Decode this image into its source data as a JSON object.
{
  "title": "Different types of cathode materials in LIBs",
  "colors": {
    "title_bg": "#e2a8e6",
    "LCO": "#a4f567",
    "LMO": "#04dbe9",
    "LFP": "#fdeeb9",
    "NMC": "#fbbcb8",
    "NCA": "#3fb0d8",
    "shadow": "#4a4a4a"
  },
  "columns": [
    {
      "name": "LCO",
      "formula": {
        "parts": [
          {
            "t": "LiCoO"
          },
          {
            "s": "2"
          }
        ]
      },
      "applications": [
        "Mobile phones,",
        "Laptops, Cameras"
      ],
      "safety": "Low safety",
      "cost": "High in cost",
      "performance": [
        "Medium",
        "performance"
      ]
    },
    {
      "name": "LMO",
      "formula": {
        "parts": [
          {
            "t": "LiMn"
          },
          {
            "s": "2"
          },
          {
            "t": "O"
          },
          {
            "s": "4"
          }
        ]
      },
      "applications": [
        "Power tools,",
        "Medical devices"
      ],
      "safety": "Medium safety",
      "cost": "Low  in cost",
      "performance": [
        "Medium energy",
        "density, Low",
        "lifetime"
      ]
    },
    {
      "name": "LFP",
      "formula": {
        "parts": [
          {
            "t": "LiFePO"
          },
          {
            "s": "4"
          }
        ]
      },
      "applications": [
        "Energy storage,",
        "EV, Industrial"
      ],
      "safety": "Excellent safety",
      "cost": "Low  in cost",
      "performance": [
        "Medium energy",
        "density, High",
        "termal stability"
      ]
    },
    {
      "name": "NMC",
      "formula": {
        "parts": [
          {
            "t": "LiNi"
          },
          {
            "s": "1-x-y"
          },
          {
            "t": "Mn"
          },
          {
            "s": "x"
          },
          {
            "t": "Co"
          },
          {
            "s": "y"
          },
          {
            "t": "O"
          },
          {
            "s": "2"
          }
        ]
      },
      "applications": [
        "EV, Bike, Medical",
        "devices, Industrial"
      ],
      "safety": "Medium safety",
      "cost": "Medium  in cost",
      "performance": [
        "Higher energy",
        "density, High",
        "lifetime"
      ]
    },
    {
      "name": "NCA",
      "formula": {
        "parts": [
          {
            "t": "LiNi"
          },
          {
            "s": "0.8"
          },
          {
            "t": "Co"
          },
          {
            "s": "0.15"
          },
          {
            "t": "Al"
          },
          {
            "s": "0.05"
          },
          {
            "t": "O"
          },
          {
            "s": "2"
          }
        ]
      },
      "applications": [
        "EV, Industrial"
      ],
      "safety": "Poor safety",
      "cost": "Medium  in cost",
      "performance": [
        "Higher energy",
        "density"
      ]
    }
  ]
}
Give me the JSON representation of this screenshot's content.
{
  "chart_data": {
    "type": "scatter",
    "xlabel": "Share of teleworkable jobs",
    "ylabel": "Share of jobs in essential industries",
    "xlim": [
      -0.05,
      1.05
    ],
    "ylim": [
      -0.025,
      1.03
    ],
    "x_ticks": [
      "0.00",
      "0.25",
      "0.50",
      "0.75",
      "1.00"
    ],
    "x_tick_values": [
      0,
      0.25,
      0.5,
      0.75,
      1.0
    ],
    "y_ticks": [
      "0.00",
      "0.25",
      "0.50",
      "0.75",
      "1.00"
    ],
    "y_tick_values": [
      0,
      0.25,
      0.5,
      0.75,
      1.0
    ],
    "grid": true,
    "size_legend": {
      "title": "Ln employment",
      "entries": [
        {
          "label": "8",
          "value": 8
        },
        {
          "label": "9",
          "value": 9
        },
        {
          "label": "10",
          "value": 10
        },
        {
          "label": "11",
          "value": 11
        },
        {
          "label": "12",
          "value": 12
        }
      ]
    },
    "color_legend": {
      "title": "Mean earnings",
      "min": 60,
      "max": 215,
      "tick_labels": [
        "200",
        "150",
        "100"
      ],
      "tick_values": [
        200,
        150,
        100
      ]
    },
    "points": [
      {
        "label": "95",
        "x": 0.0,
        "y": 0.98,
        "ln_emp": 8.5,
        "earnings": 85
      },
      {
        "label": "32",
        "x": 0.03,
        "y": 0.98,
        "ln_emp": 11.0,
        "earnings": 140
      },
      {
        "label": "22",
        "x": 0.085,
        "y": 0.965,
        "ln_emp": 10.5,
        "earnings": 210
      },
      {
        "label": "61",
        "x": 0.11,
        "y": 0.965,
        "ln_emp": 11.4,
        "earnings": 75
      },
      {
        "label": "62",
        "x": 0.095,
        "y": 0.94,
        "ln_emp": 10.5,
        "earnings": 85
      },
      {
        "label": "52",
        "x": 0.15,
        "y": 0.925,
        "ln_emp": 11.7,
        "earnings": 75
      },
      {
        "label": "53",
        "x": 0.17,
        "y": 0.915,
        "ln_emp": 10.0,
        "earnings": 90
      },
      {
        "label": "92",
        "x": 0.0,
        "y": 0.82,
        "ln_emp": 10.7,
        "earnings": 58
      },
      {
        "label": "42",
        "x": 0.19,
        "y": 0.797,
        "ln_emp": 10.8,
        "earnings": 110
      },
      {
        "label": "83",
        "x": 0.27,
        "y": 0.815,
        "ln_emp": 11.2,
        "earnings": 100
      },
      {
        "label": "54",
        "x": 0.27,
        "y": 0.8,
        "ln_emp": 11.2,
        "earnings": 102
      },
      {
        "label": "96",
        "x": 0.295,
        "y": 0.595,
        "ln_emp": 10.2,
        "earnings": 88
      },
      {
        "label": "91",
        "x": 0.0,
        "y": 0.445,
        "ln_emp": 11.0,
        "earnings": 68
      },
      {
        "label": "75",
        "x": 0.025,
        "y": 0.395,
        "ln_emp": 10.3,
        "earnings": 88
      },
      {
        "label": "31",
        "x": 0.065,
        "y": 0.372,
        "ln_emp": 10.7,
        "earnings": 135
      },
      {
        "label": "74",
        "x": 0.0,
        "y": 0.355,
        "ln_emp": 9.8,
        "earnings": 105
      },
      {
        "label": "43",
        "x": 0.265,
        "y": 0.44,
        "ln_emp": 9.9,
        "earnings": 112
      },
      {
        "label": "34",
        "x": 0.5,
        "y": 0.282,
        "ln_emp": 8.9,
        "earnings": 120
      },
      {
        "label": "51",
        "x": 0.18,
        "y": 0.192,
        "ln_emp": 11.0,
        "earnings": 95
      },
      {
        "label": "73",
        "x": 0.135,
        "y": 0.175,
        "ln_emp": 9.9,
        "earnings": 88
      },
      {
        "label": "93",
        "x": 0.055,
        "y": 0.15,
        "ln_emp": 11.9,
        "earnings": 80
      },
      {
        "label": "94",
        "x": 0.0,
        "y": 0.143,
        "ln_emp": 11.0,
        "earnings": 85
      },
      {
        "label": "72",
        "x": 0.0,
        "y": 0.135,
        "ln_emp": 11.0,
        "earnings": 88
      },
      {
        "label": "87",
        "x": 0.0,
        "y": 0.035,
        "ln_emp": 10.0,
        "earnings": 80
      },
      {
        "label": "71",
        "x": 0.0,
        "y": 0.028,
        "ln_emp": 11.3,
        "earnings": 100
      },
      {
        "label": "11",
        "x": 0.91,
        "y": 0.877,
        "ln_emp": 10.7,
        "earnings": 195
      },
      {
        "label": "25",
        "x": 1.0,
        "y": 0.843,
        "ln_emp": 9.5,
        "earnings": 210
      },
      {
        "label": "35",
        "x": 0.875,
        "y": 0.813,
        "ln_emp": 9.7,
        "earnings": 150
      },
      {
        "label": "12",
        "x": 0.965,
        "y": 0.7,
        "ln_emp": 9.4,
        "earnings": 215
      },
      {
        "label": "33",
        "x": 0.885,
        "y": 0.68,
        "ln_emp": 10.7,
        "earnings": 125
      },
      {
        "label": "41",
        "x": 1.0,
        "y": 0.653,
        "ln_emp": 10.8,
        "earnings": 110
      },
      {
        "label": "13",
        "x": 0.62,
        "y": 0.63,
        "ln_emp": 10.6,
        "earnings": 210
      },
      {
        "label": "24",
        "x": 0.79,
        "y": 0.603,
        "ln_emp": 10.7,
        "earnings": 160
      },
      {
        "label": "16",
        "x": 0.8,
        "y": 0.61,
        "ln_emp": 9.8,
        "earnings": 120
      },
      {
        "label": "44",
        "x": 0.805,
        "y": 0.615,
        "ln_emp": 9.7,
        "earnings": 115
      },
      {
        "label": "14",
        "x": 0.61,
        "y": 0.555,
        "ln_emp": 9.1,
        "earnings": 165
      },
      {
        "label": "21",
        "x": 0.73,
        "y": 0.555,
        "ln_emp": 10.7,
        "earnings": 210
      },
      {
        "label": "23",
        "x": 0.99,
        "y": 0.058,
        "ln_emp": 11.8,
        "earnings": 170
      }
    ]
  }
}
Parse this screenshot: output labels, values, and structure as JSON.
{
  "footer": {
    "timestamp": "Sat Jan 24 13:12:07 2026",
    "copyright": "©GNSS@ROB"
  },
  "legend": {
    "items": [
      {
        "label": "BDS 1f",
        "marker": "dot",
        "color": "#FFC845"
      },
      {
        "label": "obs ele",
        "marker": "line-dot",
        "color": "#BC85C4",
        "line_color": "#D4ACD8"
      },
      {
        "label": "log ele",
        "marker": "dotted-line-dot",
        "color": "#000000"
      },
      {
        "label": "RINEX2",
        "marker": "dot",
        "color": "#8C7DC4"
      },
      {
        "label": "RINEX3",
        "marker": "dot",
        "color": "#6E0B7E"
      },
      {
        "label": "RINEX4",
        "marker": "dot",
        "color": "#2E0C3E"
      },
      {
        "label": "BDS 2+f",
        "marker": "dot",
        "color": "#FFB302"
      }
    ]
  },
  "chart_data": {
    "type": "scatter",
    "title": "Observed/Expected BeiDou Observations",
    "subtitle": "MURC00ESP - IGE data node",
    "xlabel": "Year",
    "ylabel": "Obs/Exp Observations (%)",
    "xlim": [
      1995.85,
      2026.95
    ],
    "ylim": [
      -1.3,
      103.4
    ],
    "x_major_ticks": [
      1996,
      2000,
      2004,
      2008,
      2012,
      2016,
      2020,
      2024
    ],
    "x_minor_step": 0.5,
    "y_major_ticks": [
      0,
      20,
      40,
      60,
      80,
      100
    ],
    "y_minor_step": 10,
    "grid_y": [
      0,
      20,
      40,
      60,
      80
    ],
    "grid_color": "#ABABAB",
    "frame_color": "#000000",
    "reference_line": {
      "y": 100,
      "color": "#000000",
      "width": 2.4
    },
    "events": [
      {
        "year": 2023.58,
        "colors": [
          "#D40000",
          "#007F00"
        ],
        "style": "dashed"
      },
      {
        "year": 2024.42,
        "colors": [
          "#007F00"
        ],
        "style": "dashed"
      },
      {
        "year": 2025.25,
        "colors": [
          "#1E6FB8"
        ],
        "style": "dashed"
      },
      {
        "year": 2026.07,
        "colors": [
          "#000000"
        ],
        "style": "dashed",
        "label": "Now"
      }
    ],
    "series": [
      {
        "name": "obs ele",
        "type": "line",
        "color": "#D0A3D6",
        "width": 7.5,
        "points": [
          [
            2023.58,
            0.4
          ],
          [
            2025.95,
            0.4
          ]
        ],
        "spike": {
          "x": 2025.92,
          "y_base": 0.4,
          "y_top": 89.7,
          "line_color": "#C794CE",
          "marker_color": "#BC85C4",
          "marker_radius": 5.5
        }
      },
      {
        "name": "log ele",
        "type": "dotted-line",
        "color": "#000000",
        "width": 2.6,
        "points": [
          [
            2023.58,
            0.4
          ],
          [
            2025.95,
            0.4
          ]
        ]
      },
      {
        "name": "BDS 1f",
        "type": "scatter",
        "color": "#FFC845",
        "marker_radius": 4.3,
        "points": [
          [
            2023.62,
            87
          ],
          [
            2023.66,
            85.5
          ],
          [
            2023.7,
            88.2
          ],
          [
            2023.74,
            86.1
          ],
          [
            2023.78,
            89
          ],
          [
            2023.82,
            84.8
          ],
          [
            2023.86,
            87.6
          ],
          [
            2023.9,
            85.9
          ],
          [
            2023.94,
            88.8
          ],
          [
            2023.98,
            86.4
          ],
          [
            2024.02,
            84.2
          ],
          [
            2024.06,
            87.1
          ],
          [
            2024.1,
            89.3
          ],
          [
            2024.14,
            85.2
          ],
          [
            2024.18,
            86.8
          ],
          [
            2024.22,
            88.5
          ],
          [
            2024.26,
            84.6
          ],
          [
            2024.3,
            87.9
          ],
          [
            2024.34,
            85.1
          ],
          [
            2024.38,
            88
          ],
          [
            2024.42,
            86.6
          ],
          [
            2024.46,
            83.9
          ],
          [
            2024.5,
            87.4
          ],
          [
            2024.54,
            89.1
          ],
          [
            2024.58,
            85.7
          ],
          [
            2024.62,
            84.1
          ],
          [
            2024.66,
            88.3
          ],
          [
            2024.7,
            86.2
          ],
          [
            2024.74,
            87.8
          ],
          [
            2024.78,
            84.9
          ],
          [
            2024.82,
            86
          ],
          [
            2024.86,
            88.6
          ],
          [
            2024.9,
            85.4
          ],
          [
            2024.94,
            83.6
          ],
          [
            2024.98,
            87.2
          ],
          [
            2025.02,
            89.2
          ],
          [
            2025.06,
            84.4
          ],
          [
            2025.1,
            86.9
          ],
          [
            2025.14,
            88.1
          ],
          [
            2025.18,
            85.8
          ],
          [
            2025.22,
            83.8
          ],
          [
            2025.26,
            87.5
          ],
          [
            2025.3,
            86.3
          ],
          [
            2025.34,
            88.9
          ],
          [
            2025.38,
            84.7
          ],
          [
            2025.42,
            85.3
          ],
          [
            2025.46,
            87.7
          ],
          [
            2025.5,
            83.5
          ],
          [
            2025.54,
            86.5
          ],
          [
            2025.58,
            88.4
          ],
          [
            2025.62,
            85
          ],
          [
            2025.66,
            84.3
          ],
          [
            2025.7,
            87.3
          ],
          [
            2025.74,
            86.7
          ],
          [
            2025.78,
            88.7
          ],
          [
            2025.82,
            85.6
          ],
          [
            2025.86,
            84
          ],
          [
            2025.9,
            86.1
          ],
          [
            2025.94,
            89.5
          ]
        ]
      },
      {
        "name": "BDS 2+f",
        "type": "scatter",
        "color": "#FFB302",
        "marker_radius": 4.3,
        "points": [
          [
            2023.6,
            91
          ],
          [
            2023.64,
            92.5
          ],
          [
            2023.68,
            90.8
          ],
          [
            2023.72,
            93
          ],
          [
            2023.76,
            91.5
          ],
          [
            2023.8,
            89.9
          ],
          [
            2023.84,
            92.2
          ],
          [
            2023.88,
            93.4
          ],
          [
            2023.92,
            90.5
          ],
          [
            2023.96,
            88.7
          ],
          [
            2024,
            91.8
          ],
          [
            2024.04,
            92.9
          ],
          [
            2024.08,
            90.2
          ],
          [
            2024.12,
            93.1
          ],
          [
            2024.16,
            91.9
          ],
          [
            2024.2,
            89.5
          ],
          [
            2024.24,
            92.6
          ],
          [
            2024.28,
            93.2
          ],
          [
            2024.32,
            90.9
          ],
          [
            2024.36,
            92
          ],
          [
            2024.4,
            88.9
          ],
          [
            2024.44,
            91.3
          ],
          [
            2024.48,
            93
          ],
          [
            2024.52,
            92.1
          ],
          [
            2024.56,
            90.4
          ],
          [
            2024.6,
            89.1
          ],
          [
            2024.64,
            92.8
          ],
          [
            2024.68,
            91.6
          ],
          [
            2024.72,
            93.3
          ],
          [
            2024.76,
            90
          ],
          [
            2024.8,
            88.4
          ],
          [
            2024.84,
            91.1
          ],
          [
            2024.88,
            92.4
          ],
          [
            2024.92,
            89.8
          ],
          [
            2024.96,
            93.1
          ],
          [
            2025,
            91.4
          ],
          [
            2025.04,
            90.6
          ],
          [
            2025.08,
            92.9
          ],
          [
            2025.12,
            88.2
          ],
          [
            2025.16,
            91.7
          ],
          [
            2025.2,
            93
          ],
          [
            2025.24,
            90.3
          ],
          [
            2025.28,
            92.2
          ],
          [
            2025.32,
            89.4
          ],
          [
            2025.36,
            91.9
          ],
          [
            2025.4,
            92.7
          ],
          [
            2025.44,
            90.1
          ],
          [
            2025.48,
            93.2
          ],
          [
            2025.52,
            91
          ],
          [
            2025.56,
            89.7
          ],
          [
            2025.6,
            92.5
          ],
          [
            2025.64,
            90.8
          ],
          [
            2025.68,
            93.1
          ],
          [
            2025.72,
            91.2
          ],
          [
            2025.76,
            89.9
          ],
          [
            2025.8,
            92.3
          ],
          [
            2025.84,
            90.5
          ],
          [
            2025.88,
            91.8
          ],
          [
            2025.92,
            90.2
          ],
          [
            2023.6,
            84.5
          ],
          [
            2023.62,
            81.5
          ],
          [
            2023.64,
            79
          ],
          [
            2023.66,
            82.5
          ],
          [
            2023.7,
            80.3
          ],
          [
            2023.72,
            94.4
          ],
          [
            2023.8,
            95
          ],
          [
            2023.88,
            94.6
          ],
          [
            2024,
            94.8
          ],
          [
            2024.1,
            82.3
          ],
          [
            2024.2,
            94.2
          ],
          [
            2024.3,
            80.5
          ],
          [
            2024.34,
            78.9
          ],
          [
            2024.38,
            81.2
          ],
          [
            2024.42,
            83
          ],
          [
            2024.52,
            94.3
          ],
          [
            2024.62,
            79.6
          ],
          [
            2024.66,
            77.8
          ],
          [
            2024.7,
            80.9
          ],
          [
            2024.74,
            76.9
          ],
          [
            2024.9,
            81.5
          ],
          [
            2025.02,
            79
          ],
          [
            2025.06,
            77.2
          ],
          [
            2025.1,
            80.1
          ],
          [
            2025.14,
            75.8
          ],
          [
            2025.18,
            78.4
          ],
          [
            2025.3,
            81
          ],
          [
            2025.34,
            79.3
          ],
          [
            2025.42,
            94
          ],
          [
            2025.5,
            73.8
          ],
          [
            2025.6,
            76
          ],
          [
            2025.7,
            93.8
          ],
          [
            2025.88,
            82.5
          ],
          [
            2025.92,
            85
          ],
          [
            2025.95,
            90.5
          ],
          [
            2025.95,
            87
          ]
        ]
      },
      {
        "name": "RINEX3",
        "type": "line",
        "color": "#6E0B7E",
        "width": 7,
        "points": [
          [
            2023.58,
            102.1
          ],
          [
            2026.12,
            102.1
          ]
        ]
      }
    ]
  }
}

────────

**YOUR INSTRUCTIONS**
Report only the count of lines that include the string "devices".

**EXPECTED ANSWER**
2